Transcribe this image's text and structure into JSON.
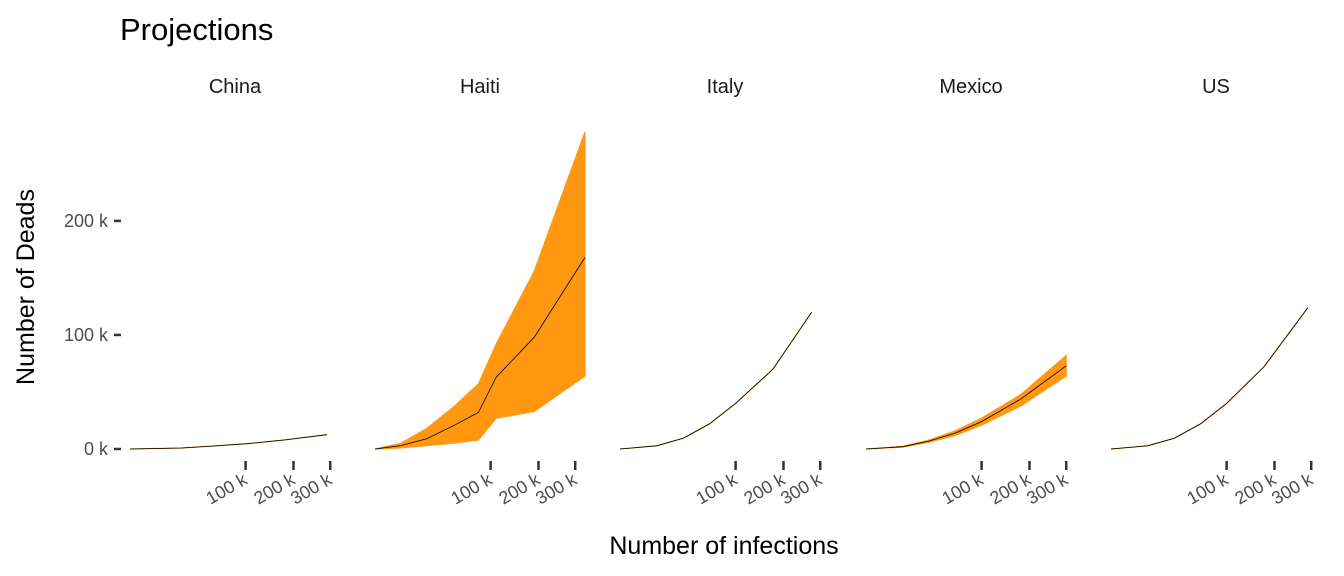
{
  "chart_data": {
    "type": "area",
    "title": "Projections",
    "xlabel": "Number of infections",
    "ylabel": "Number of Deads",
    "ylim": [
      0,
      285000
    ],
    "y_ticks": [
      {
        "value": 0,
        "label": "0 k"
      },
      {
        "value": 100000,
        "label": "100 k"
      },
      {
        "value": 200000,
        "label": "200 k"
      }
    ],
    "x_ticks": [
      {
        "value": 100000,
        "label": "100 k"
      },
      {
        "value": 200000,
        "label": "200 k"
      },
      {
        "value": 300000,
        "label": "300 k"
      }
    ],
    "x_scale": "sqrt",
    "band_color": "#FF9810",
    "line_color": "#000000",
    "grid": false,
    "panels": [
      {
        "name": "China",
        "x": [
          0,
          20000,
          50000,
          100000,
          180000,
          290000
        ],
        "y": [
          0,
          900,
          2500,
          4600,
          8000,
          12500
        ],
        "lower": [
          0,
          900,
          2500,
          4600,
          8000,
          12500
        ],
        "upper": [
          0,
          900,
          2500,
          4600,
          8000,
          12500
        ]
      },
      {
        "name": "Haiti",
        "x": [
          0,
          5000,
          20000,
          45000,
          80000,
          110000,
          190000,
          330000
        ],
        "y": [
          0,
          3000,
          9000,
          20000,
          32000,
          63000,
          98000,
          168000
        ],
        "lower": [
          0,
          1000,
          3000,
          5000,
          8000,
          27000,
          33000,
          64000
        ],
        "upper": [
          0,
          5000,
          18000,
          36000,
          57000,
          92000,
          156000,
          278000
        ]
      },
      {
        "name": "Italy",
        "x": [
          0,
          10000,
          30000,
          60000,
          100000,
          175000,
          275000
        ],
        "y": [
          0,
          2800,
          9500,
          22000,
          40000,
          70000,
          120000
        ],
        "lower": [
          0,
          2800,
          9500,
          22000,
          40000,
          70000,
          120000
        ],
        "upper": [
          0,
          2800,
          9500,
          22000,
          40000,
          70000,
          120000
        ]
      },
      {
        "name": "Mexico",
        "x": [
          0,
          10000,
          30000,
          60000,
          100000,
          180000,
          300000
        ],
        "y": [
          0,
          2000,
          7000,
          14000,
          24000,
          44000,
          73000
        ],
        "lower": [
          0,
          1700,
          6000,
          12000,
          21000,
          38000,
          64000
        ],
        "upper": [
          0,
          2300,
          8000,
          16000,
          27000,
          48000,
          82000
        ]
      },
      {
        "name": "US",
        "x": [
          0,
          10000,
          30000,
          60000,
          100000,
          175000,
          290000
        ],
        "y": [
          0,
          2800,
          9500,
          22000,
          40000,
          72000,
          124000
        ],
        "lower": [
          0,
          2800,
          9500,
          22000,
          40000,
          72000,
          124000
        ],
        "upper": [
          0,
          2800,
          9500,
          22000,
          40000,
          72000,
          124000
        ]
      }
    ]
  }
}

____________________

Instructions for the task: Quote the data above in full and without alteration; skip the pictures.

Solution to this problem:
Transcribe this image's text and structure into JSON.
{
  "chart_data": {
    "type": "area",
    "title": "Projections",
    "xlabel": "Number of infections",
    "ylabel": "Number of Deads",
    "ylim": [
      0,
      285000
    ],
    "y_ticks": [
      {
        "value": 0,
        "label": "0 k"
      },
      {
        "value": 100000,
        "label": "100 k"
      },
      {
        "value": 200000,
        "label": "200 k"
      }
    ],
    "x_ticks": [
      {
        "value": 100000,
        "label": "100 k"
      },
      {
        "value": 200000,
        "label": "200 k"
      },
      {
        "value": 300000,
        "label": "300 k"
      }
    ],
    "x_scale": "sqrt",
    "band_color": "#FF9810",
    "line_color": "#000000",
    "grid": false,
    "panels": [
      {
        "name": "China",
        "x": [
          0,
          20000,
          50000,
          100000,
          180000,
          290000
        ],
        "y": [
          0,
          900,
          2500,
          4600,
          8000,
          12500
        ],
        "lower": [
          0,
          900,
          2500,
          4600,
          8000,
          12500
        ],
        "upper": [
          0,
          900,
          2500,
          4600,
          8000,
          12500
        ]
      },
      {
        "name": "Haiti",
        "x": [
          0,
          5000,
          20000,
          45000,
          80000,
          110000,
          190000,
          330000
        ],
        "y": [
          0,
          3000,
          9000,
          20000,
          32000,
          63000,
          98000,
          168000
        ],
        "lower": [
          0,
          1000,
          3000,
          5000,
          8000,
          27000,
          33000,
          64000
        ],
        "upper": [
          0,
          5000,
          18000,
          36000,
          57000,
          92000,
          156000,
          278000
        ]
      },
      {
        "name": "Italy",
        "x": [
          0,
          10000,
          30000,
          60000,
          100000,
          175000,
          275000
        ],
        "y": [
          0,
          2800,
          9500,
          22000,
          40000,
          70000,
          120000
        ],
        "lower": [
          0,
          2800,
          9500,
          22000,
          40000,
          70000,
          120000
        ],
        "upper": [
          0,
          2800,
          9500,
          22000,
          40000,
          70000,
          120000
        ]
      },
      {
        "name": "Mexico",
        "x": [
          0,
          10000,
          30000,
          60000,
          100000,
          180000,
          300000
        ],
        "y": [
          0,
          2000,
          7000,
          14000,
          24000,
          44000,
          73000
        ],
        "lower": [
          0,
          1700,
          6000,
          12000,
          21000,
          38000,
          64000
        ],
        "upper": [
          0,
          2300,
          8000,
          16000,
          27000,
          48000,
          82000
        ]
      },
      {
        "name": "US",
        "x": [
          0,
          10000,
          30000,
          60000,
          100000,
          175000,
          290000
        ],
        "y": [
          0,
          2800,
          9500,
          22000,
          40000,
          72000,
          124000
        ],
        "lower": [
          0,
          2800,
          9500,
          22000,
          40000,
          72000,
          124000
        ],
        "upper": [
          0,
          2800,
          9500,
          22000,
          40000,
          72000,
          124000
        ]
      }
    ]
  }
}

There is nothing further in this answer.